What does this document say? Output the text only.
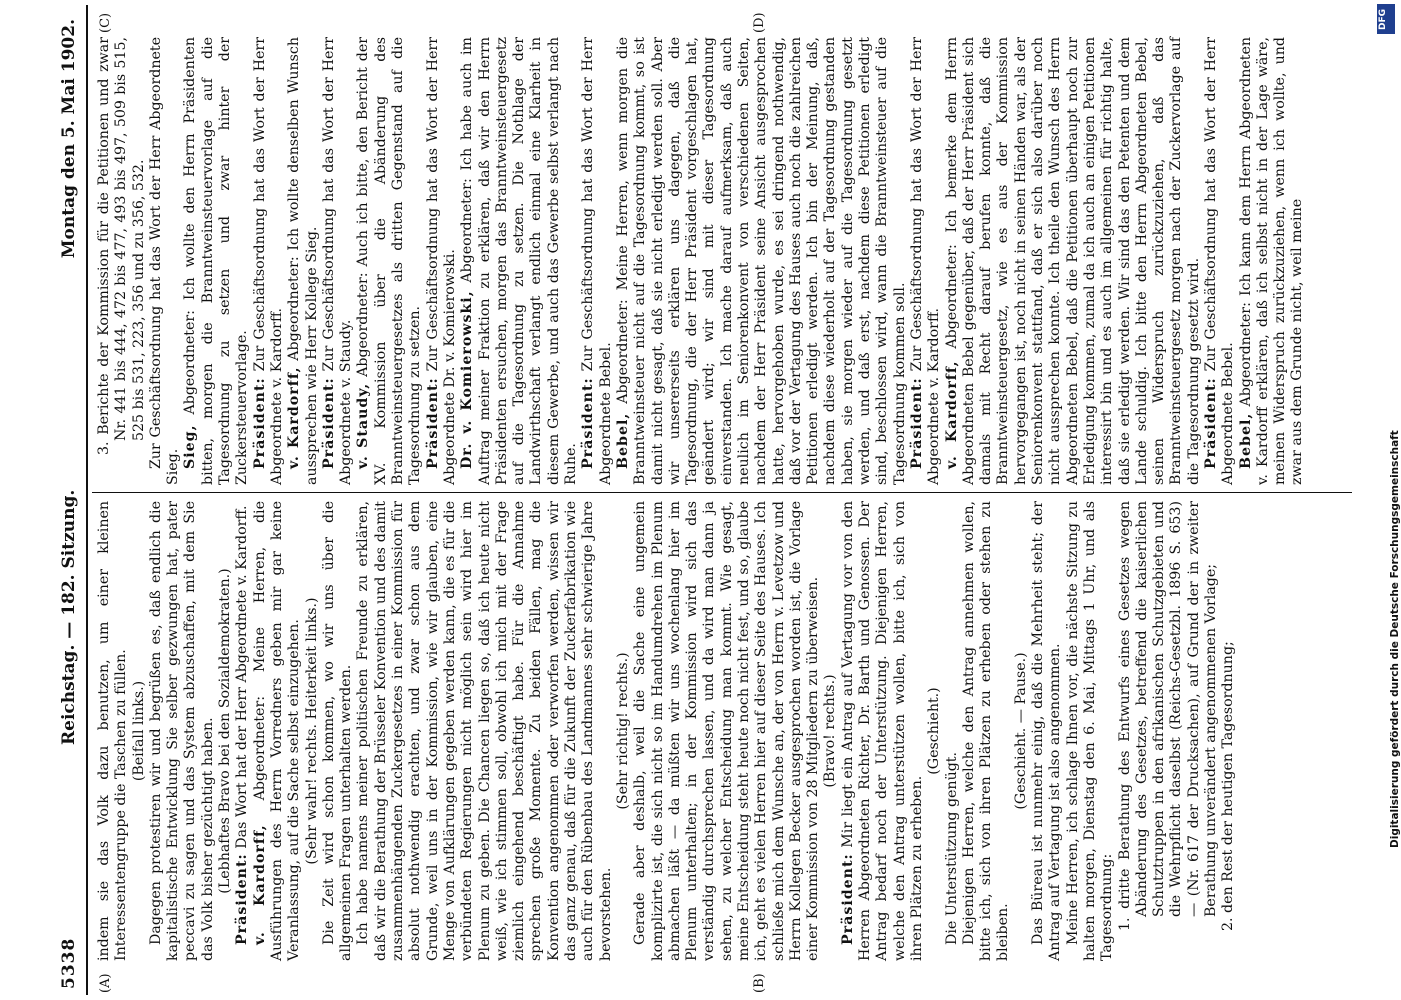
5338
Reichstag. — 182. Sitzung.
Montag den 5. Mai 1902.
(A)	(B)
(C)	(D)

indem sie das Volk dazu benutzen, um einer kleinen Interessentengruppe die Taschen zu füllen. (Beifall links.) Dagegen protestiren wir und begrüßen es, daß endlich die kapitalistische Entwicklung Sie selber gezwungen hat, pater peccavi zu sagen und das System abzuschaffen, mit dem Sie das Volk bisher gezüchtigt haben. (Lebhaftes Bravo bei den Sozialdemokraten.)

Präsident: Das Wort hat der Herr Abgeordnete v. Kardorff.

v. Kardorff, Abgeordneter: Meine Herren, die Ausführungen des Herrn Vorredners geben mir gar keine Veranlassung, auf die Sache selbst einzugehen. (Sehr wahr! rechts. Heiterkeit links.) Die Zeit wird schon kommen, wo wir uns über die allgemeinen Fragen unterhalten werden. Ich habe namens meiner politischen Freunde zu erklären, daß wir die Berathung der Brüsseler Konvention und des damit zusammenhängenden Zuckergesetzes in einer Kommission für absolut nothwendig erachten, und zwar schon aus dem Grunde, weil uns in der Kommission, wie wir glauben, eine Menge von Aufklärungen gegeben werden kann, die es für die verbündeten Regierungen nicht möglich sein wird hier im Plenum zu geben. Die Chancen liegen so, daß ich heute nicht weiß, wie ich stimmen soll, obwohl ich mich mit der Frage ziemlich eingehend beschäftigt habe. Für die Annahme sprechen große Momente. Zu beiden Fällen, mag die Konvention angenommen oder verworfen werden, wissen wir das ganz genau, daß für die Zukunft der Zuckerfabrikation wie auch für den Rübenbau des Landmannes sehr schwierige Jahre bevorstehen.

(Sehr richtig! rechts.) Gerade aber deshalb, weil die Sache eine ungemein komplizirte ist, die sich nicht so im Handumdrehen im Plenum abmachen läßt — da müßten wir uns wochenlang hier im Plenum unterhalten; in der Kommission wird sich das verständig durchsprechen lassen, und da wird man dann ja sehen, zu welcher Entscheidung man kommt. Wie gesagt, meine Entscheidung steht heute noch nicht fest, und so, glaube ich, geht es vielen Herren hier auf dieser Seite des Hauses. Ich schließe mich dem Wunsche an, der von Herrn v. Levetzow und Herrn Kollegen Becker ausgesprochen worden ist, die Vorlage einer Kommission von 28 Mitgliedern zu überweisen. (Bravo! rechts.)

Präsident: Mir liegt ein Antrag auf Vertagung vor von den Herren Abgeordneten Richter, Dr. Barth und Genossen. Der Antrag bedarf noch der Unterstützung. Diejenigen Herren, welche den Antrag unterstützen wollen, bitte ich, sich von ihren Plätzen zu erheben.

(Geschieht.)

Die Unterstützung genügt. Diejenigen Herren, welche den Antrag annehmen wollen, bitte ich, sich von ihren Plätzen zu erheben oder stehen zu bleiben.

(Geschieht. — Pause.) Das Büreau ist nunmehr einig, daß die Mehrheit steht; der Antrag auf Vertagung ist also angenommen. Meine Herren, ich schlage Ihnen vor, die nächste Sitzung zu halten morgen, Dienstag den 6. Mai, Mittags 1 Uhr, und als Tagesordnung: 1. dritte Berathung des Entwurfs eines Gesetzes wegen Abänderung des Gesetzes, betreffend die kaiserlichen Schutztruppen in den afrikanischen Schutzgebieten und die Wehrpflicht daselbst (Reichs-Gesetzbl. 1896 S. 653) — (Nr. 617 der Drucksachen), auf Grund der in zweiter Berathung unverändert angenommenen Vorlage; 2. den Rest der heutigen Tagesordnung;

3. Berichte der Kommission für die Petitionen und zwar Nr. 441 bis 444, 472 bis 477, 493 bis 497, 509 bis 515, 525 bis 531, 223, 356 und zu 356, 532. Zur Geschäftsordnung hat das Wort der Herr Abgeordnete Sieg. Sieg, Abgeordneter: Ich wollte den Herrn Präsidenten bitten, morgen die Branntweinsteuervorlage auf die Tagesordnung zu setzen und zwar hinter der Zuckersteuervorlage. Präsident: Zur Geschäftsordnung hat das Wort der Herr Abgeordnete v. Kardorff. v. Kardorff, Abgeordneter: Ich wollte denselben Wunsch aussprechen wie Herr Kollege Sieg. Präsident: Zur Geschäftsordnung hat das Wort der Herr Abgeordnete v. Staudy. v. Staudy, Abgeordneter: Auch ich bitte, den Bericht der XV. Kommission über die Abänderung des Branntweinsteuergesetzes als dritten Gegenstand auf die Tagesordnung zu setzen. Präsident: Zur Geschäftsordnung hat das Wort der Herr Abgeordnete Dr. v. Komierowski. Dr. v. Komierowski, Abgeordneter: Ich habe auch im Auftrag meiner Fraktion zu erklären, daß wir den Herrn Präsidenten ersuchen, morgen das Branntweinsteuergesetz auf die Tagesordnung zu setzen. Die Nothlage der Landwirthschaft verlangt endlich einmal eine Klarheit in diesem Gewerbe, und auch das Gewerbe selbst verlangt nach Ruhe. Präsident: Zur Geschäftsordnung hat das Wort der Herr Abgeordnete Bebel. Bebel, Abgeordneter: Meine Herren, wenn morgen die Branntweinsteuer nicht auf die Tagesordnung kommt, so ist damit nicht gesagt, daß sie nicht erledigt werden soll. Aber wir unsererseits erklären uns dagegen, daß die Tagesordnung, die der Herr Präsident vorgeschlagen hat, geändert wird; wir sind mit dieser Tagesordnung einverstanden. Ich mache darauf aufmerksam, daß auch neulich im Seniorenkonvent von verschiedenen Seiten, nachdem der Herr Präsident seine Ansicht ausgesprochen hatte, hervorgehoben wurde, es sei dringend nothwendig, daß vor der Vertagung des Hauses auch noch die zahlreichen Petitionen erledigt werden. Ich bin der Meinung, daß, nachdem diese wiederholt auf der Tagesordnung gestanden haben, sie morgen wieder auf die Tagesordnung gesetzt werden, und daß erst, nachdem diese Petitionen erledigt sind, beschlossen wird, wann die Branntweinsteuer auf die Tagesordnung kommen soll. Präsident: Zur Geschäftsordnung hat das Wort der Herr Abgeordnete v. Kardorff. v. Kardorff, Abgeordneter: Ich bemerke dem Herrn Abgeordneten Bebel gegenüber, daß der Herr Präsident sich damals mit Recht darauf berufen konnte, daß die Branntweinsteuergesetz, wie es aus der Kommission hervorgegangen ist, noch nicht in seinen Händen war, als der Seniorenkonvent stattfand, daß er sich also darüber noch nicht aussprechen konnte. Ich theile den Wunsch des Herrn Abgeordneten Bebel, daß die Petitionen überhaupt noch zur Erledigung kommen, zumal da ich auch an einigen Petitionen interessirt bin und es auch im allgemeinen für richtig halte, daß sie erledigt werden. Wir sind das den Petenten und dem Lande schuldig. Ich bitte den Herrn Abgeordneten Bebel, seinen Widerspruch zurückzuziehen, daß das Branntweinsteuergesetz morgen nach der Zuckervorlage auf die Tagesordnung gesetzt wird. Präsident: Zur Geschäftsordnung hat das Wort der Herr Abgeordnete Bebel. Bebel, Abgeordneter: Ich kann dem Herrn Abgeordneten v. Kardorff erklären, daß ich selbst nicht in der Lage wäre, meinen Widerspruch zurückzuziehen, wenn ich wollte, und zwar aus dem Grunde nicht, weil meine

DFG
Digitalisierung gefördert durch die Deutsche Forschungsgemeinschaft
##########
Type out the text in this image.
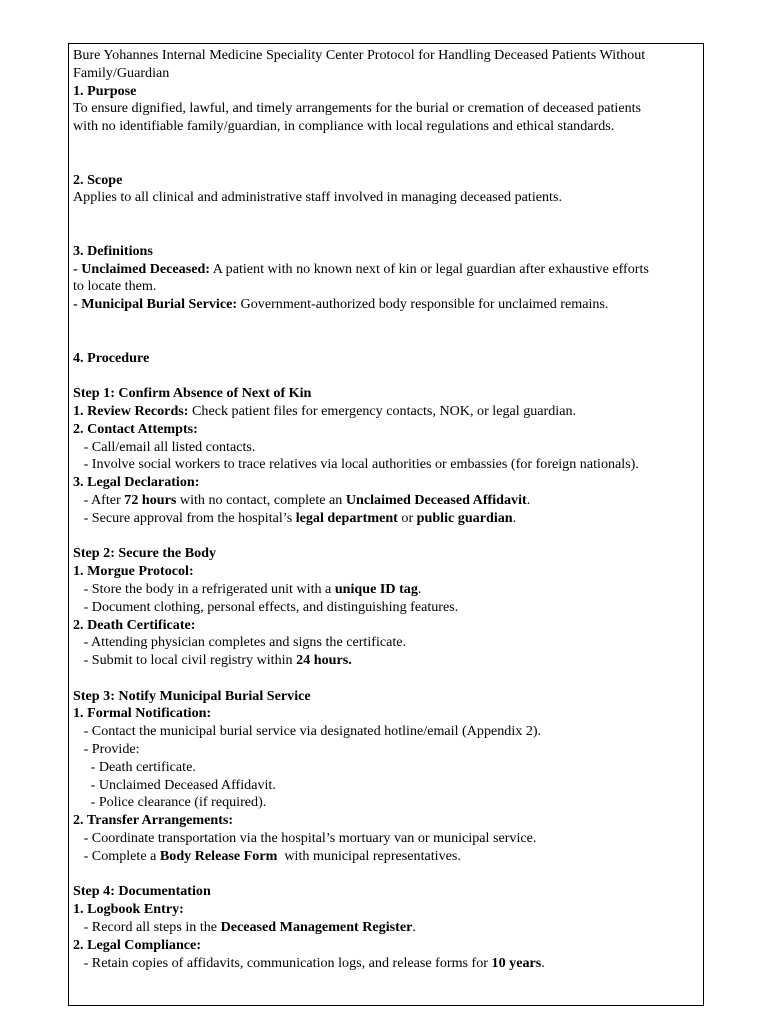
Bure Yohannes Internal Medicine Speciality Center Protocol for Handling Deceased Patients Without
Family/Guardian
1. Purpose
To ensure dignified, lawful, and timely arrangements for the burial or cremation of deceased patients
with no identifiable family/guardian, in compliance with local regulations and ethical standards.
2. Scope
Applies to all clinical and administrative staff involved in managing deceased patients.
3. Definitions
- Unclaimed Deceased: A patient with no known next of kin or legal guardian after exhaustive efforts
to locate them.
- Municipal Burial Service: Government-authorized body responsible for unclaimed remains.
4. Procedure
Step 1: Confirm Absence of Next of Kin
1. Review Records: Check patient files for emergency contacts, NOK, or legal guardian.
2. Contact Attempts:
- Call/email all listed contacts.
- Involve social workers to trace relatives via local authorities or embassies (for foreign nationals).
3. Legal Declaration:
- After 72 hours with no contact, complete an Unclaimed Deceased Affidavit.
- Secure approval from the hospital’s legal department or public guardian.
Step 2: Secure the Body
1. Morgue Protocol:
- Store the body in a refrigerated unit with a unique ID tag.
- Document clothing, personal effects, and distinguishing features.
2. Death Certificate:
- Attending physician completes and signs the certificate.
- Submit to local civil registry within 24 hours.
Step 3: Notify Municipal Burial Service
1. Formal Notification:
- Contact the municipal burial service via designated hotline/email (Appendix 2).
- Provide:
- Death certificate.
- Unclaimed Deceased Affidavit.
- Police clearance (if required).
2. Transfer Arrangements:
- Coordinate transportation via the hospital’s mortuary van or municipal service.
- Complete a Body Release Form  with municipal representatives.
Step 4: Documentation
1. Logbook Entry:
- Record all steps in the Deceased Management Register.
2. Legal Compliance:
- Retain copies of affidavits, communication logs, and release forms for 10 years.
##########
[Task item]
A count is needed of the lines in this data that contain "erheben"; give the number and no other text.

[Reply]
2